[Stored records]
================

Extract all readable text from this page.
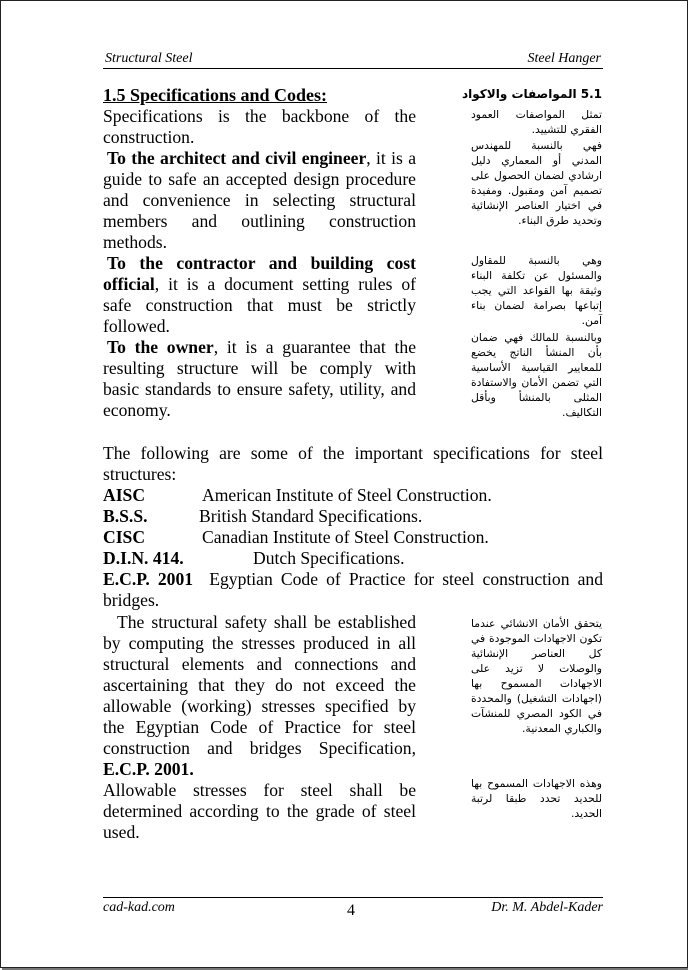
Structural Steel	Steel Hanger
1.5 Specifications and Codes:	5.1 المواصفات والاكواد
Specifications is the backbone of the construction.
To the architect and civil engineer, it is a guide to safe an accepted design procedure and convenience in selecting structural members and outlining construction methods.
To the contractor and building cost official, it is a document setting rules of safe construction that must be strictly followed.
To the owner, it is a guarantee that the resulting structure will be comply with basic standards to ensure safety, utility, and economy.
تمثل المواصفات العمود الفقري للتشييد.
فهي بالنسبة للمهندس المدني أو المعماري دليل ارشادي لضمان الحصول على تصميم آمن ومقبول. ومفيدة في اختيار العناصر الإنشائية وتحديد طرق البناء.
وهي بالنسبة للمقاول والمسئول عن تكلفة البناء وثيقة بها القواعد التي يجب إتباعها بصرامة لضمان بناء آمن.
وبالنسبة للمالك فهي ضمان بأن المنشأ الناتج يخضع للمعايير القياسية الأساسية التي تضمن الأمان والاستفادة المثلى بالمنشأ وبأقل التكاليف.
The following are some of the important specifications for steel structures:
AISC	American Institute of Steel Construction.
B.S.S.	British Standard Specifications.
CISC	Canadian Institute of Steel Construction.
D.I.N. 414.	Dutch Specifications.
E.C.P. 2001 Egyptian Code of Practice for steel construction and bridges.
The structural safety shall be established by computing the stresses produced in all structural elements and connections and ascertaining that they do not exceed the allowable (working) stresses specified by the Egyptian Code of Practice for steel construction and bridges Specification, E.C.P. 2001.
Allowable stresses for steel shall be determined according to the grade of steel used.
يتحقق الأمان الانشائي عندما تكون الاجهادات الموجودة في كل العناصر الإنشائية والوصلات لا تزيد على الاجهادات المسموح بها (اجهادات التشغيل) والمحددة في الكود المصري للمنشآت والكباري المعدنية.
وهذه الاجهادات المسموح بها للحديد تحدد طبقا لرتبة الحديد.
cad-kad.com	4	Dr. M. Abdel-Kader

================

EXERCISE GOAL — Make an exact reproduction of the listing above, without any pictures.

WRITTEN ANSWER —
Extract all readable text from this page.
Structural Steel	Steel Hanger
1.5 Specifications and Codes:	5.1 المواصفات والاكواد
Specifications is the backbone of the construction.
To the architect and civil engineer, it is a guide to safe an accepted design procedure and convenience in selecting structural members and outlining construction methods.
To the contractor and building cost official, it is a document setting rules of safe construction that must be strictly followed.
To the owner, it is a guarantee that the resulting structure will be comply with basic standards to ensure safety, utility, and economy.
تمثل المواصفات العمود الفقري للتشييد.
فهي بالنسبة للمهندس المدني أو المعماري دليل ارشادي لضمان الحصول على تصميم آمن ومقبول. ومفيدة في اختيار العناصر الإنشائية وتحديد طرق البناء.
وهي بالنسبة للمقاول والمسئول عن تكلفة البناء وثيقة بها القواعد التي يجب إتباعها بصرامة لضمان بناء آمن.
وبالنسبة للمالك فهي ضمان بأن المنشأ الناتج يخضع للمعايير القياسية الأساسية التي تضمن الأمان والاستفادة المثلى بالمنشأ وبأقل التكاليف.
The following are some of the important specifications for steel structures:
AISC	American Institute of Steel Construction.
B.S.S.	British Standard Specifications.
CISC	Canadian Institute of Steel Construction.
D.I.N. 414.	Dutch Specifications.
E.C.P. 2001 Egyptian Code of Practice for steel construction and bridges.
The structural safety shall be established by computing the stresses produced in all structural elements and connections and ascertaining that they do not exceed the allowable (working) stresses specified by the Egyptian Code of Practice for steel construction and bridges Specification, E.C.P. 2001.
Allowable stresses for steel shall be determined according to the grade of steel used.
يتحقق الأمان الانشائي عندما تكون الاجهادات الموجودة في كل العناصر الإنشائية والوصلات لا تزيد على الاجهادات المسموح بها (اجهادات التشغيل) والمحددة في الكود المصري للمنشآت والكباري المعدنية.
وهذه الاجهادات المسموح بها للحديد تحدد طبقا لرتبة الحديد.
cad-kad.com	4	Dr. M. Abdel-Kader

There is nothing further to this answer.